## GOAL OF THE EXERCISE
Scan the entries below. List each line with "views".

## DATA RECORDS
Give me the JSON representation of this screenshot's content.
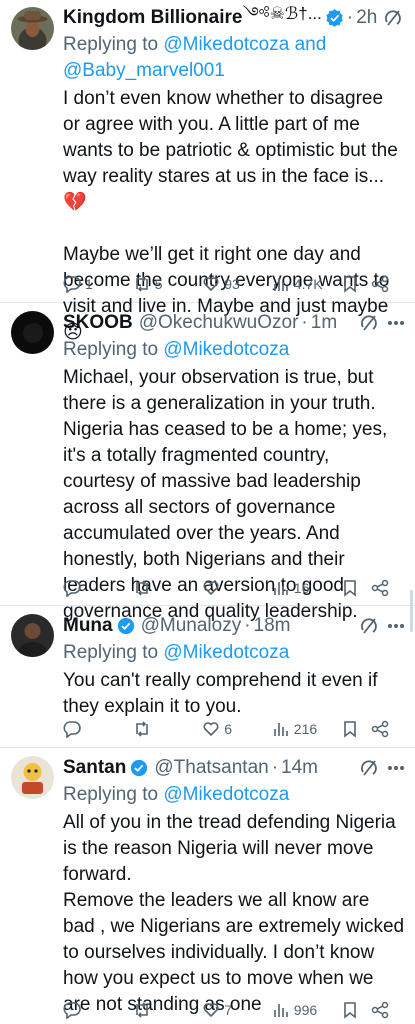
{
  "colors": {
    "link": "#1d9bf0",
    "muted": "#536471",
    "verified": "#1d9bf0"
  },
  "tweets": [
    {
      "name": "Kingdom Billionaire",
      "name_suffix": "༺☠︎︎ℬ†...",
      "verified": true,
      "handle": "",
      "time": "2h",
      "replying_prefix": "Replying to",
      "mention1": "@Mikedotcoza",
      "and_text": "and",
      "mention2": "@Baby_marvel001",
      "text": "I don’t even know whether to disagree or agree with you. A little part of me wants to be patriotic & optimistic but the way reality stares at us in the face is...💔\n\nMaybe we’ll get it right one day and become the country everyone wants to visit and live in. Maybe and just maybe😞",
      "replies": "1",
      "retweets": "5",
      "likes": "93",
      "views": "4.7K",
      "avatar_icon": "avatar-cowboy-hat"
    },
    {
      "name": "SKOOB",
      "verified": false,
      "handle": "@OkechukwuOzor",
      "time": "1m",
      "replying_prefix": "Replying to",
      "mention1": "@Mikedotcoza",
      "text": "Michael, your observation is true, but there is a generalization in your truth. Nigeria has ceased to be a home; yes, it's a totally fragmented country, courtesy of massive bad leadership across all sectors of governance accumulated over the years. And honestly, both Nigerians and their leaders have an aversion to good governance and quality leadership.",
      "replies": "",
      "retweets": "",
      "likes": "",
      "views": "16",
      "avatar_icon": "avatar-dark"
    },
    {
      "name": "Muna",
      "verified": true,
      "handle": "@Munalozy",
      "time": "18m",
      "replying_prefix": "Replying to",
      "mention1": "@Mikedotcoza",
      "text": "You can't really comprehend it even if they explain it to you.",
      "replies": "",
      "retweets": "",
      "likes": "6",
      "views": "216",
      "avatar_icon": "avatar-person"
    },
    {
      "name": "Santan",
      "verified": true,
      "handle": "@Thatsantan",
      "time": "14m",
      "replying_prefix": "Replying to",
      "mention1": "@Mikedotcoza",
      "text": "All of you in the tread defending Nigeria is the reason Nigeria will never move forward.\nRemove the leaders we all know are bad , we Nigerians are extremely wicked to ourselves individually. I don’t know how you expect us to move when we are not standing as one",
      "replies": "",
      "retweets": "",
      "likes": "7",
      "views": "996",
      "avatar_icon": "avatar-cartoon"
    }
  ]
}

## SOLUTION FOR THIS PROBLEM
      "views": "4.7K",
      "views": "16",
      "views": "216",
      "views": "996",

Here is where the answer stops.